━━━ Information given

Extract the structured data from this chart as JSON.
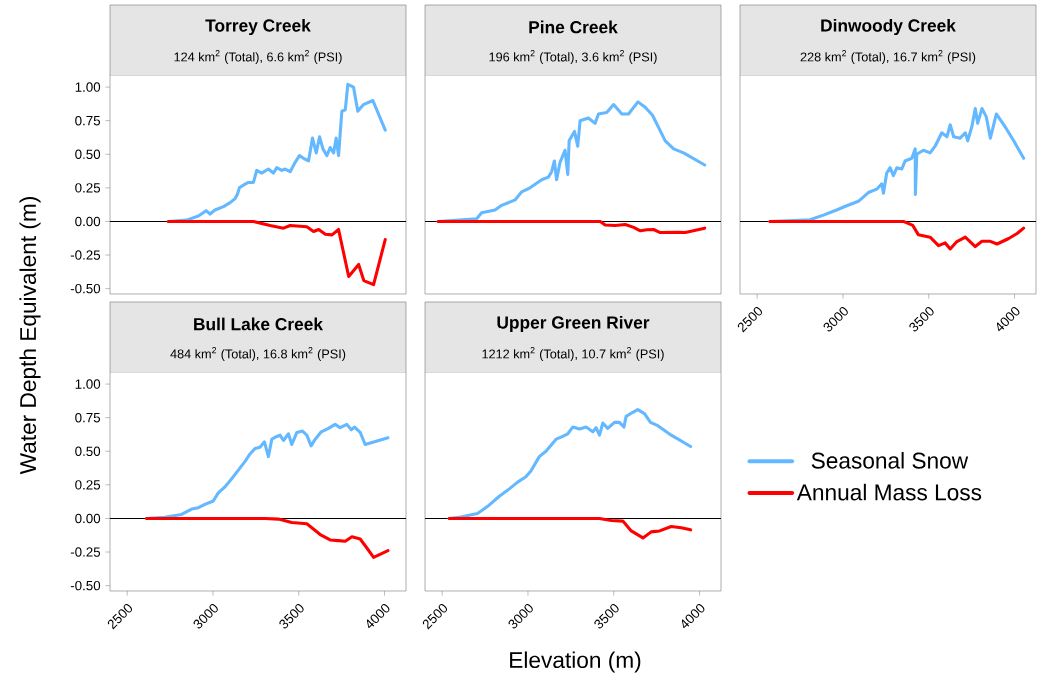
{
  "chart_data": [
    {
      "type": "line",
      "title": "Torrey Creek",
      "subtitle": "124 km$^{2}$ (Total), 6.6 km$^{2}$ (PSI)",
      "ylabel": "Water Depth Equivalent (m)",
      "xlim": [
        2400,
        4125
      ],
      "ylim": [
        -0.54,
        1.09
      ],
      "tick_labels": "y",
      "yticks": [
        {
          "value": -0.5,
          "label": "-0.50"
        },
        {
          "value": -0.25,
          "label": "-0.25"
        },
        {
          "value": 0,
          "label": "0.00"
        },
        {
          "value": 0.25,
          "label": "0.25"
        },
        {
          "value": 0.5,
          "label": "0.50"
        },
        {
          "value": 0.75,
          "label": "0.75"
        },
        {
          "value": 1,
          "label": "1.00"
        }
      ],
      "ref_lines": [
        {
          "axis": "y",
          "value": 0,
          "color": "#000000"
        }
      ],
      "series": [
        {
          "color": "#63b8ff",
          "x": [
            2740,
            2847,
            2915,
            2960,
            2983,
            3012,
            3061,
            3100,
            3129,
            3142,
            3154,
            3177,
            3206,
            3236,
            3255,
            3284,
            3323,
            3352,
            3372,
            3401,
            3420,
            3450,
            3479,
            3504,
            3528,
            3557,
            3580,
            3602,
            3621,
            3641,
            3664,
            3683,
            3703,
            3718,
            3732,
            3751,
            3771,
            3786,
            3819,
            3844,
            3877,
            3932,
            4004
          ],
          "values": [
            0.0,
            0.01,
            0.04,
            0.08,
            0.055,
            0.085,
            0.11,
            0.14,
            0.17,
            0.2,
            0.25,
            0.27,
            0.29,
            0.29,
            0.38,
            0.36,
            0.39,
            0.36,
            0.4,
            0.38,
            0.39,
            0.37,
            0.44,
            0.49,
            0.47,
            0.45,
            0.62,
            0.51,
            0.63,
            0.54,
            0.49,
            0.55,
            0.51,
            0.62,
            0.49,
            0.82,
            0.83,
            1.02,
            1.0,
            0.82,
            0.87,
            0.9,
            0.68
          ]
        },
        {
          "color": "#ff0000",
          "x": [
            2740,
            3236,
            3333,
            3411,
            3450,
            3547,
            3586,
            3616,
            3655,
            3694,
            3732,
            3791,
            3849,
            3879,
            3936,
            4004
          ],
          "values": [
            0,
            0,
            -0.03,
            -0.05,
            -0.03,
            -0.04,
            -0.075,
            -0.06,
            -0.095,
            -0.1,
            -0.06,
            -0.41,
            -0.32,
            -0.44,
            -0.47,
            -0.135
          ]
        }
      ]
    },
    {
      "type": "line",
      "title": "Pine Creek",
      "subtitle": "196 km$^{2}$ (Total), 3.6 km$^{2}$ (PSI)",
      "xlim": [
        2400,
        4125
      ],
      "ylim": [
        -0.54,
        1.09
      ],
      "tick_labels": false,
      "ref_lines": [
        {
          "axis": "y",
          "value": 0,
          "color": "#000000"
        }
      ],
      "series": [
        {
          "color": "#63b8ff",
          "x": [
            2477,
            2701,
            2730,
            2808,
            2847,
            2925,
            2963,
            3012,
            3080,
            3119,
            3138,
            3154,
            3167,
            3187,
            3216,
            3232,
            3240,
            3271,
            3290,
            3304,
            3352,
            3391,
            3411,
            3459,
            3499,
            3547,
            3586,
            3641,
            3683,
            3726,
            3800,
            3849,
            3907,
            4030
          ],
          "values": [
            0,
            0.02,
            0.065,
            0.085,
            0.12,
            0.16,
            0.22,
            0.25,
            0.31,
            0.33,
            0.37,
            0.45,
            0.31,
            0.44,
            0.53,
            0.35,
            0.6,
            0.67,
            0.56,
            0.75,
            0.77,
            0.73,
            0.8,
            0.81,
            0.87,
            0.8,
            0.8,
            0.89,
            0.85,
            0.79,
            0.6,
            0.54,
            0.51,
            0.42
          ]
        },
        {
          "color": "#ff0000",
          "x": [
            2477,
            3421,
            3450,
            3508,
            3567,
            3616,
            3655,
            3694,
            3732,
            3771,
            3878,
            3917,
            4030
          ],
          "values": [
            0,
            0,
            -0.026,
            -0.03,
            -0.023,
            -0.044,
            -0.07,
            -0.062,
            -0.06,
            -0.083,
            -0.08,
            -0.083,
            -0.05
          ]
        }
      ]
    },
    {
      "type": "line",
      "title": "Dinwoody Creek",
      "subtitle": "228 km$^{2}$ (Total), 16.7 km$^{2}$ (PSI)",
      "xlim": [
        2400,
        4125
      ],
      "ylim": [
        -0.54,
        1.09
      ],
      "tick_labels": "x",
      "xticks": [
        2500,
        3000,
        3500,
        4000
      ],
      "ref_lines": [
        {
          "axis": "y",
          "value": 0,
          "color": "#000000"
        }
      ],
      "series": [
        {
          "color": "#63b8ff",
          "x": [
            2574,
            2808,
            2886,
            2963,
            3022,
            3090,
            3148,
            3197,
            3226,
            3236,
            3255,
            3275,
            3294,
            3314,
            3343,
            3362,
            3401,
            3421,
            3422,
            3430,
            3469,
            3508,
            3537,
            3576,
            3606,
            3625,
            3645,
            3683,
            3713,
            3727,
            3752,
            3771,
            3785,
            3810,
            3835,
            3859,
            3894,
            3952,
            3995,
            4053
          ],
          "values": [
            0,
            0.013,
            0.047,
            0.085,
            0.117,
            0.15,
            0.215,
            0.24,
            0.28,
            0.21,
            0.36,
            0.4,
            0.34,
            0.4,
            0.39,
            0.45,
            0.47,
            0.54,
            0.2,
            0.5,
            0.53,
            0.51,
            0.56,
            0.66,
            0.63,
            0.72,
            0.63,
            0.62,
            0.66,
            0.6,
            0.71,
            0.84,
            0.73,
            0.84,
            0.78,
            0.62,
            0.8,
            0.69,
            0.6,
            0.47
          ]
        },
        {
          "color": "#ff0000",
          "x": [
            2574,
            3352,
            3407,
            3440,
            3508,
            3557,
            3596,
            3625,
            3664,
            3713,
            3771,
            3810,
            3859,
            3898,
            3966,
            4015,
            4053
          ],
          "values": [
            0,
            0,
            -0.03,
            -0.1,
            -0.117,
            -0.18,
            -0.16,
            -0.205,
            -0.15,
            -0.117,
            -0.187,
            -0.148,
            -0.148,
            -0.168,
            -0.127,
            -0.09,
            -0.05
          ]
        }
      ]
    },
    {
      "type": "line",
      "title": "Bull Lake Creek",
      "subtitle": "484 km$^{2}$ (Total), 16.8 km$^{2}$ (PSI)",
      "xlim": [
        2400,
        4125
      ],
      "ylim": [
        -0.54,
        1.09
      ],
      "xticks": [
        2500,
        3000,
        3500,
        4000
      ],
      "yticks": [
        {
          "value": -0.5,
          "label": "-0.50"
        },
        {
          "value": -0.25,
          "label": "-0.25"
        },
        {
          "value": 0,
          "label": "0.00"
        },
        {
          "value": 0.25,
          "label": "0.25"
        },
        {
          "value": 0.5,
          "label": "0.50"
        },
        {
          "value": 0.75,
          "label": "0.75"
        },
        {
          "value": 1,
          "label": "1.00"
        }
      ],
      "ref_lines": [
        {
          "axis": "y",
          "value": 0,
          "color": "#000000"
        }
      ],
      "series": [
        {
          "color": "#63b8ff",
          "x": [
            2613,
            2720,
            2817,
            2876,
            2915,
            2953,
            3002,
            3031,
            3070,
            3109,
            3148,
            3187,
            3216,
            3245,
            3274,
            3300,
            3323,
            3343,
            3372,
            3391,
            3411,
            3440,
            3459,
            3489,
            3522,
            3547,
            3572,
            3596,
            3631,
            3673,
            3712,
            3741,
            3780,
            3806,
            3825,
            3858,
            3887,
            4020
          ],
          "values": [
            0,
            0.008,
            0.03,
            0.07,
            0.08,
            0.105,
            0.13,
            0.19,
            0.235,
            0.295,
            0.36,
            0.425,
            0.48,
            0.52,
            0.53,
            0.57,
            0.46,
            0.59,
            0.61,
            0.62,
            0.58,
            0.63,
            0.55,
            0.64,
            0.65,
            0.62,
            0.54,
            0.59,
            0.645,
            0.67,
            0.7,
            0.675,
            0.7,
            0.66,
            0.68,
            0.64,
            0.55,
            0.6
          ]
        },
        {
          "color": "#ff0000",
          "x": [
            2613,
            3304,
            3382,
            3459,
            3547,
            3625,
            3683,
            3732,
            3771,
            3810,
            3858,
            3897,
            3936,
            4020
          ],
          "values": [
            0,
            0,
            -0.005,
            -0.03,
            -0.04,
            -0.12,
            -0.16,
            -0.165,
            -0.17,
            -0.137,
            -0.153,
            -0.22,
            -0.29,
            -0.24
          ]
        }
      ]
    },
    {
      "type": "line",
      "title": "Upper Green River",
      "subtitle": "1212 km$^{2}$ (Total), 10.7 km$^{2}$ (PSI)",
      "xlabel": "Elevation (m)",
      "xlim": [
        2400,
        4125
      ],
      "ylim": [
        -0.54,
        1.09
      ],
      "tick_labels": "x",
      "legend": "right",
      "xticks": [
        2500,
        3000,
        3500,
        4000
      ],
      "ref_lines": [
        {
          "axis": "y",
          "value": 0,
          "color": "#000000"
        }
      ],
      "series": [
        {
          "name": "Seasonal Snow",
          "color": "#63b8ff",
          "x": [
            2541,
            2609,
            2706,
            2765,
            2833,
            2891,
            2940,
            2988,
            3018,
            3066,
            3105,
            3164,
            3193,
            3232,
            3261,
            3300,
            3339,
            3378,
            3397,
            3417,
            3436,
            3465,
            3504,
            3533,
            3559,
            3572,
            3611,
            3640,
            3679,
            3714,
            3757,
            3835,
            3948
          ],
          "values": [
            0,
            0.01,
            0.036,
            0.09,
            0.165,
            0.22,
            0.27,
            0.31,
            0.355,
            0.46,
            0.5,
            0.59,
            0.605,
            0.63,
            0.68,
            0.665,
            0.68,
            0.645,
            0.675,
            0.62,
            0.71,
            0.67,
            0.715,
            0.715,
            0.68,
            0.76,
            0.79,
            0.81,
            0.78,
            0.715,
            0.69,
            0.62,
            0.535
          ]
        },
        {
          "name": "Annual Mass Loss",
          "color": "#ff0000",
          "x": [
            2541,
            3417,
            3485,
            3553,
            3602,
            3670,
            3718,
            3767,
            3835,
            3893,
            3948
          ],
          "values": [
            0,
            0,
            -0.016,
            -0.02,
            -0.093,
            -0.145,
            -0.1,
            -0.093,
            -0.06,
            -0.07,
            -0.085
          ]
        }
      ]
    }
  ]
}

━━━━━━

Required task
Filter the records for lines holding the string "Total". Copy each one.

Answer to this exercise
      "subtitle": "124 km$^{2}$ (Total), 6.6 km$^{2}$ (PSI)",
      "subtitle": "196 km$^{2}$ (Total), 3.6 km$^{2}$ (PSI)",
      "subtitle": "228 km$^{2}$ (Total), 16.7 km$^{2}$ (PSI)",
      "subtitle": "484 km$^{2}$ (Total), 16.8 km$^{2}$ (PSI)",
      "subtitle": "1212 km$^{2}$ (Total), 10.7 km$^{2}$ (PSI)",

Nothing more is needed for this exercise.